> [Source text]:
Paula Green’s passing last week was a deep loss. Just when we need more conflict resolution and deep listening in the world, Paula is asking us to carry on without her. Perhaps we can see this not as a time for grief but as an opening for memories of her life and teachings.
I met Paula in the 1990s as I interviewed socially engaged Buddhists around the world. Two of the most revered figures in the movement eventually lived in Franklin County — Bernie Glassman, founder of the Zen Peacemakers in Montague, and Paula Green, founder of the Karuna Center in Leverett. As a new neighbor in the 2000s, I considered it a rare privilege to become their friend.
By now you may know of Paula’s background as a clinical psychologist, an early activist in the women’s and peace movements, and a veteran of vipassana retreats at the Insight Meditation Society in Barre. You may have read about the hundreds of international activists who studied in her Conflict Transformation Across Cultures program at the School for International Training in Brattleboro, and the Hands Across the Hills dialogues she organized between distant neighbors from Western Massachusetts and eastern Kentucky. And you may know that the Japanese monks who built the New England Peace Pagoda stayed in her house for months as the land was cleared and the neighbors got used to the idea of a monastery in their back yard.

> [Exercise goal]: Write out the part of the tribute to Paula Green from "By now you may" to "their back yard." word for word. The records after this text have no connection to it.

> [The data]:
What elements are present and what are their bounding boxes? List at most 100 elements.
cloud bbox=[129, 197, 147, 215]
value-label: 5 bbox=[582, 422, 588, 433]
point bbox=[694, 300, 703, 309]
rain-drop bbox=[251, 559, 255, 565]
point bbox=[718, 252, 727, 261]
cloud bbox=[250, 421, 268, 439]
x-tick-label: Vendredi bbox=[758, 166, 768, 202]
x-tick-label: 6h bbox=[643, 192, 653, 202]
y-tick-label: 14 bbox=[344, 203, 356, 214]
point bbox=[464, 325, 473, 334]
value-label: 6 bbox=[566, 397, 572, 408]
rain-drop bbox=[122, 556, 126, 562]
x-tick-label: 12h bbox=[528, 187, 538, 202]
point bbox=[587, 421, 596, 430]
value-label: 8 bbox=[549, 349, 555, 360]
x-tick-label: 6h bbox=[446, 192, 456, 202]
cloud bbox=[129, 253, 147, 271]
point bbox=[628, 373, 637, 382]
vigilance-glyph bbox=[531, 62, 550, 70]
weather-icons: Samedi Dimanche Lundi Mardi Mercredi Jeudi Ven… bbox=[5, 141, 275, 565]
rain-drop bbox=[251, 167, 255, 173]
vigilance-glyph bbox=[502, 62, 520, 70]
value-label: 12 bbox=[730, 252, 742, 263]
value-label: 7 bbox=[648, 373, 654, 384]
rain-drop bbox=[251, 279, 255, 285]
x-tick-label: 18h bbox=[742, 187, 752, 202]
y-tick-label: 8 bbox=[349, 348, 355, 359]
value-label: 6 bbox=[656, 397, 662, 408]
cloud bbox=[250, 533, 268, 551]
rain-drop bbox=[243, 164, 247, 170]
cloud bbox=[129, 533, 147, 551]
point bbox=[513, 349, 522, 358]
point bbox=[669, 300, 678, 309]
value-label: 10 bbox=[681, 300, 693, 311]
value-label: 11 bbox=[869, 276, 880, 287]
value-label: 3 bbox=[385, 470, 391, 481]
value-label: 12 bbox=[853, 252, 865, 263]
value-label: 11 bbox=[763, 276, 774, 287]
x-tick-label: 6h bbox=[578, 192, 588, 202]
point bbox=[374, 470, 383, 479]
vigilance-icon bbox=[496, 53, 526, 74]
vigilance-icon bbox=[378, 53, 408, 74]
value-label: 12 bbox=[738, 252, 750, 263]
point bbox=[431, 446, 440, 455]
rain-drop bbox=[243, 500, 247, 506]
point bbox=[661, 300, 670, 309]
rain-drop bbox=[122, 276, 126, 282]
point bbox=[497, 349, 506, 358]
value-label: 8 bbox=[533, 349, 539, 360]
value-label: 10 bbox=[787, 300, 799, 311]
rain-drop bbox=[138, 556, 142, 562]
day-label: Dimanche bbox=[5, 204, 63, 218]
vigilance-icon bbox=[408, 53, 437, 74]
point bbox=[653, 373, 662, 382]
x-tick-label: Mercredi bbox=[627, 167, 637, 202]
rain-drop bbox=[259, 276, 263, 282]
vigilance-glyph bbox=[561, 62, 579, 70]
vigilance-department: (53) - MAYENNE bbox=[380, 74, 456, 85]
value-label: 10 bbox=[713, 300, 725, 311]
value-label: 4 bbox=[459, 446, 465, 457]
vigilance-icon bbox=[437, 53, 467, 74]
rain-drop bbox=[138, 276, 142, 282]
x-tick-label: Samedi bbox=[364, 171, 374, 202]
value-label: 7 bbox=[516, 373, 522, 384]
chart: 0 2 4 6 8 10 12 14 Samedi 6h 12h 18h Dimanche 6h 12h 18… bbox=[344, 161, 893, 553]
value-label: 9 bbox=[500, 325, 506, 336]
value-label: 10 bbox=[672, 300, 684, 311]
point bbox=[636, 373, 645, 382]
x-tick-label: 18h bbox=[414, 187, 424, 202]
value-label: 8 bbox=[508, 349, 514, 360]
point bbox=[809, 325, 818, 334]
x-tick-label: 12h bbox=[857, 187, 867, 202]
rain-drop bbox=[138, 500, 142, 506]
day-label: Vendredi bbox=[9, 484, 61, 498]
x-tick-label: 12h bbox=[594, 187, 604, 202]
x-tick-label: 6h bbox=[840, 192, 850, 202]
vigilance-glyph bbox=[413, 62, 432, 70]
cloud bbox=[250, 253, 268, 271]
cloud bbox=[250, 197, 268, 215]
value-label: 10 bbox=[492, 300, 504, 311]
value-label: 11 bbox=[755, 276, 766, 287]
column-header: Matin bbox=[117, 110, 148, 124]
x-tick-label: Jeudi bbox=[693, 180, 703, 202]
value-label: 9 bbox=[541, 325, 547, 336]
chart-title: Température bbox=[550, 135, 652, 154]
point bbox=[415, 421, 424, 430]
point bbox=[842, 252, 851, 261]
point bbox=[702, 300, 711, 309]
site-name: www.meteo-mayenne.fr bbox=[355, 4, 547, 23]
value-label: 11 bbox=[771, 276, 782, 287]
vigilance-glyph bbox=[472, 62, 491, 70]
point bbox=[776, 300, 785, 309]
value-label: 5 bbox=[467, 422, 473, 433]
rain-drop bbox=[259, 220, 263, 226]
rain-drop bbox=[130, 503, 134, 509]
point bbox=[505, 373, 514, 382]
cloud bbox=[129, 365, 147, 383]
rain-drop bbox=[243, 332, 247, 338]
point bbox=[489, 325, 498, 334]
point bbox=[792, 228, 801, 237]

> [Exercise solution]:
By now you may know of Paula’s background as a clinical psychologist, an early activist in the women’s and peace movements, and a veteran of vipassana retreats at the Insight Meditation Society in Barre. You may have read about the hundreds of international activists who studied in her Conflict Transformation Across Cultures program at the School for International Training in Brattleboro, and the Hands Across the Hills dialogues she organized between distant neighbors from Western Massachusetts and eastern Kentucky. And you may know that the Japanese monks who built the New England Peace Pagoda stayed in her house for months as the land was cleared and the neighbors got used to the idea of a monastery in their back yard.